== Data items ==

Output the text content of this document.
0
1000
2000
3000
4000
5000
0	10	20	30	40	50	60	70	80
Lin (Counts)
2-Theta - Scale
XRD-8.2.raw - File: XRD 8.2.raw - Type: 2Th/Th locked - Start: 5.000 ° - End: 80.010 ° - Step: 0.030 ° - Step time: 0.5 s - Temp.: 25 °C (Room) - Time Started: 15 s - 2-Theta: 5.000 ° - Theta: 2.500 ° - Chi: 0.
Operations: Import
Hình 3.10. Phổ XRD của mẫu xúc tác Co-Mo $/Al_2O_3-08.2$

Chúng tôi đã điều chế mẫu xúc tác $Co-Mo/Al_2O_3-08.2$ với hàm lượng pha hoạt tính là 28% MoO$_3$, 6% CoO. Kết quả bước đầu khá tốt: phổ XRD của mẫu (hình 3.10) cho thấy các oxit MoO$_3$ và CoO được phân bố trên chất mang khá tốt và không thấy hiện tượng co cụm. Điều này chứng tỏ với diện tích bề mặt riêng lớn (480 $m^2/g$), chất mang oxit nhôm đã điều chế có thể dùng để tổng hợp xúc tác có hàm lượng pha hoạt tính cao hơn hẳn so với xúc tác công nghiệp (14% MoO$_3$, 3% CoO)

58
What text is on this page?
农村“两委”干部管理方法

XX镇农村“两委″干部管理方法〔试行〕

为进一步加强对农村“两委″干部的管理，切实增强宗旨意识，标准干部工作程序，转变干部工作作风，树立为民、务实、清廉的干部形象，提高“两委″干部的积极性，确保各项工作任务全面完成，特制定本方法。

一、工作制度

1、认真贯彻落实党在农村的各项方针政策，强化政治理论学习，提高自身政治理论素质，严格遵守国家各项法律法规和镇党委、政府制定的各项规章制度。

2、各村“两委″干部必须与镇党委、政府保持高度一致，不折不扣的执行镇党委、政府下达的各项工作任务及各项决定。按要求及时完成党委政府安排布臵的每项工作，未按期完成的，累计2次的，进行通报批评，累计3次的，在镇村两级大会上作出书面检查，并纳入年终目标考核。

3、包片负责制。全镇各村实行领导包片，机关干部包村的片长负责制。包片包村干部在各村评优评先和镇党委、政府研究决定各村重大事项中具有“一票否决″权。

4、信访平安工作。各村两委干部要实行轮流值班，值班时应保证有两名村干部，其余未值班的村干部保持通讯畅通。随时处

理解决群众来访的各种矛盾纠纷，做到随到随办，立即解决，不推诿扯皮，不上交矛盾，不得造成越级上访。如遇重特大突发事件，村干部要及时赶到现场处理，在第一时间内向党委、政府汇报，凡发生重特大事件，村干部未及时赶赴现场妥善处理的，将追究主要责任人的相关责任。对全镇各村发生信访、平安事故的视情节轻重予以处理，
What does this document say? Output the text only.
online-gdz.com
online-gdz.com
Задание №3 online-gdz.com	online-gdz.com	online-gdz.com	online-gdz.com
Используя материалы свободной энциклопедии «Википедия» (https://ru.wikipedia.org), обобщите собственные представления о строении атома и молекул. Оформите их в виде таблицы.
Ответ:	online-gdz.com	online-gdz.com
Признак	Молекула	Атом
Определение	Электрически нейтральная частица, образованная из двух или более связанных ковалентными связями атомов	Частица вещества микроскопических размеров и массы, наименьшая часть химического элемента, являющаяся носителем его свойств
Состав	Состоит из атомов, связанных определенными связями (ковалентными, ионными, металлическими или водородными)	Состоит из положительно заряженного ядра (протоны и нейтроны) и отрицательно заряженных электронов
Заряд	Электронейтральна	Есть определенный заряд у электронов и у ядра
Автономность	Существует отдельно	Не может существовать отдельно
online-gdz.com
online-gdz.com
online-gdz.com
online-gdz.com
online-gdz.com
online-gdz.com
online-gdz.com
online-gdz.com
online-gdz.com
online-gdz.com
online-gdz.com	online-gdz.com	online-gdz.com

== Short problem ==
Of all the lines above, how many contain "атомов"? Give the number and nothing more.

== Answer to this problem ==
2